• _WORK INSTRUCTIONS_:
Verbatim output of all the material below is required.

• _STORED ROWS_:
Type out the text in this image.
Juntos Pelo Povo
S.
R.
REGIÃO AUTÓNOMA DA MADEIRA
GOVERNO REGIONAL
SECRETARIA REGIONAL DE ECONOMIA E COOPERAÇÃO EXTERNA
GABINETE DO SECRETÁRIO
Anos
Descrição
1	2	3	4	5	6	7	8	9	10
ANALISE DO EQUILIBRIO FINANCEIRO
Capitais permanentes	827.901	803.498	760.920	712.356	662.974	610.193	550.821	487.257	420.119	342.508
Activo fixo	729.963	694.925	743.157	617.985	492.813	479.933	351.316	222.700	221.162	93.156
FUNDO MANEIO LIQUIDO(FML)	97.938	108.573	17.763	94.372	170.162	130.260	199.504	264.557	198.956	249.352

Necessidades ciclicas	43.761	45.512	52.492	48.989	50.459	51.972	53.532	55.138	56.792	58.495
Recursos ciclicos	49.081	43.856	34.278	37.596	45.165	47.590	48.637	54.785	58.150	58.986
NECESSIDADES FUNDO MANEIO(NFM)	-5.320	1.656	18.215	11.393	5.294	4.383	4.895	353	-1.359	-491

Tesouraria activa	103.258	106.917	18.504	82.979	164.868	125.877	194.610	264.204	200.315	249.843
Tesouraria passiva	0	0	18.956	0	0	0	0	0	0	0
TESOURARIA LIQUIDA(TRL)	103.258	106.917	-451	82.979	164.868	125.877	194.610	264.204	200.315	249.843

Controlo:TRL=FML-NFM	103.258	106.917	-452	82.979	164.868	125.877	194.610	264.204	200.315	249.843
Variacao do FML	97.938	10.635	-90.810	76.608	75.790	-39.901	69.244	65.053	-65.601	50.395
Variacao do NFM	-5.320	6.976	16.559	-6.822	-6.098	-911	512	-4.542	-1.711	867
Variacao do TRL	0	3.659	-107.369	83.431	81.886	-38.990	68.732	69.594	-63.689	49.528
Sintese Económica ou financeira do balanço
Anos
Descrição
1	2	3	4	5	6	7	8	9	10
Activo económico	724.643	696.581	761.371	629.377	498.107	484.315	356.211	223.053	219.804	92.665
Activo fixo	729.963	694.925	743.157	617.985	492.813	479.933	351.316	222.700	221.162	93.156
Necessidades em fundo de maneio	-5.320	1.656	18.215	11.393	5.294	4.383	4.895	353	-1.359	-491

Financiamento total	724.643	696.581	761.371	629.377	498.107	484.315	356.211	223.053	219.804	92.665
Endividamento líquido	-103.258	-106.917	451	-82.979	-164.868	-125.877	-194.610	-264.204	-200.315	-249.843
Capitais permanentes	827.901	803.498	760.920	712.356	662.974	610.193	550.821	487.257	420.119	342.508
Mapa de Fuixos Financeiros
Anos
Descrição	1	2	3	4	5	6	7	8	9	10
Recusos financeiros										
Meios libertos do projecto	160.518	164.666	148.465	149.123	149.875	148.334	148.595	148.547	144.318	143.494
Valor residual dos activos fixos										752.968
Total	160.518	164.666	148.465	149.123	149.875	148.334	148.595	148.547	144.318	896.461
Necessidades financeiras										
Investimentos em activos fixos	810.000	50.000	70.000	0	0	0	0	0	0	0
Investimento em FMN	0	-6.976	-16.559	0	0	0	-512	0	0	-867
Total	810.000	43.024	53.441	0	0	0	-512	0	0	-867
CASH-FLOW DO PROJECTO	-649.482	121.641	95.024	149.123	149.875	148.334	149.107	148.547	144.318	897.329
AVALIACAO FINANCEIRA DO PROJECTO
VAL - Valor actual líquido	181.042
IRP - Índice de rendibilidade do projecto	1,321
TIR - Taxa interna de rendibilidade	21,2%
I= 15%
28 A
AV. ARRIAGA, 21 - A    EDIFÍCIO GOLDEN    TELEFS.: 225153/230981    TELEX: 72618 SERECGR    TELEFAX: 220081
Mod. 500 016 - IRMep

• _FINISHED EXERCISE_:
Type out the text in this image.
Juntos Pelo Povo
S.
R.
REGIÃO AUTÓNOMA DA MADEIRA
GOVERNO REGIONAL
SECRETARIA REGIONAL DE ECONOMIA E COOPERAÇÃO EXTERNA
GABINETE DO SECRETÁRIO
Anos
Descrição
1	2	3	4	5	6	7	8	9	10
ANALISE DO EQUILIBRIO FINANCEIRO
Capitais permanentes	827.901	803.498	760.920	712.356	662.974	610.193	550.821	487.257	420.119	342.508
Activo fixo	729.963	694.925	743.157	617.985	492.813	479.933	351.316	222.700	221.162	93.156
FUNDO MANEIO LIQUIDO(FML)	97.938	108.573	17.763	94.372	170.162	130.260	199.504	264.557	198.956	249.352

Necessidades ciclicas	43.761	45.512	52.492	48.989	50.459	51.972	53.532	55.138	56.792	58.495
Recursos ciclicos	49.081	43.856	34.278	37.596	45.165	47.590	48.637	54.785	58.150	58.986
NECESSIDADES FUNDO MANEIO(NFM)	-5.320	1.656	18.215	11.393	5.294	4.383	4.895	353	-1.359	-491

Tesouraria activa	103.258	106.917	18.504	82.979	164.868	125.877	194.610	264.204	200.315	249.843
Tesouraria passiva	0	0	18.956	0	0	0	0	0	0	0
TESOURARIA LIQUIDA(TRL)	103.258	106.917	-451	82.979	164.868	125.877	194.610	264.204	200.315	249.843

Controlo:TRL=FML-NFM	103.258	106.917	-452	82.979	164.868	125.877	194.610	264.204	200.315	249.843
Variacao do FML	97.938	10.635	-90.810	76.608	75.790	-39.901	69.244	65.053	-65.601	50.395
Variacao do NFM	-5.320	6.976	16.559	-6.822	-6.098	-911	512	-4.542	-1.711	867
Variacao do TRL	0	3.659	-107.369	83.431	81.886	-38.990	68.732	69.594	-63.689	49.528
Sintese Económica ou financeira do balanço
Anos
Descrição
1	2	3	4	5	6	7	8	9	10
Activo económico	724.643	696.581	761.371	629.377	498.107	484.315	356.211	223.053	219.804	92.665
Activo fixo	729.963	694.925	743.157	617.985	492.813	479.933	351.316	222.700	221.162	93.156
Necessidades em fundo de maneio	-5.320	1.656	18.215	11.393	5.294	4.383	4.895	353	-1.359	-491

Financiamento total	724.643	696.581	761.371	629.377	498.107	484.315	356.211	223.053	219.804	92.665
Endividamento líquido	-103.258	-106.917	451	-82.979	-164.868	-125.877	-194.610	-264.204	-200.315	-249.843
Capitais permanentes	827.901	803.498	760.920	712.356	662.974	610.193	550.821	487.257	420.119	342.508
Mapa de Fuixos Financeiros
Anos
Descrição	1	2	3	4	5	6	7	8	9	10
Recusos financeiros										
Meios libertos do projecto	160.518	164.666	148.465	149.123	149.875	148.334	148.595	148.547	144.318	143.494
Valor residual dos activos fixos										752.968
Total	160.518	164.666	148.465	149.123	149.875	148.334	148.595	148.547	144.318	896.461
Necessidades financeiras										
Investimentos em activos fixos	810.000	50.000	70.000	0	0	0	0	0	0	0
Investimento em FMN	0	-6.976	-16.559	0	0	0	-512	0	0	-867
Total	810.000	43.024	53.441	0	0	0	-512	0	0	-867
CASH-FLOW DO PROJECTO	-649.482	121.641	95.024	149.123	149.875	148.334	149.107	148.547	144.318	897.329
AVALIACAO FINANCEIRA DO PROJECTO
VAL - Valor actual líquido	181.042
IRP - Índice de rendibilidade do projecto	1,321
TIR - Taxa interna de rendibilidade	21,2%
I= 15%
28 A
AV. ARRIAGA, 21 - A    EDIFÍCIO GOLDEN    TELEFS.: 225153/230981    TELEX: 72618 SERECGR    TELEFAX: 220081
Mod. 500 016 - IRMep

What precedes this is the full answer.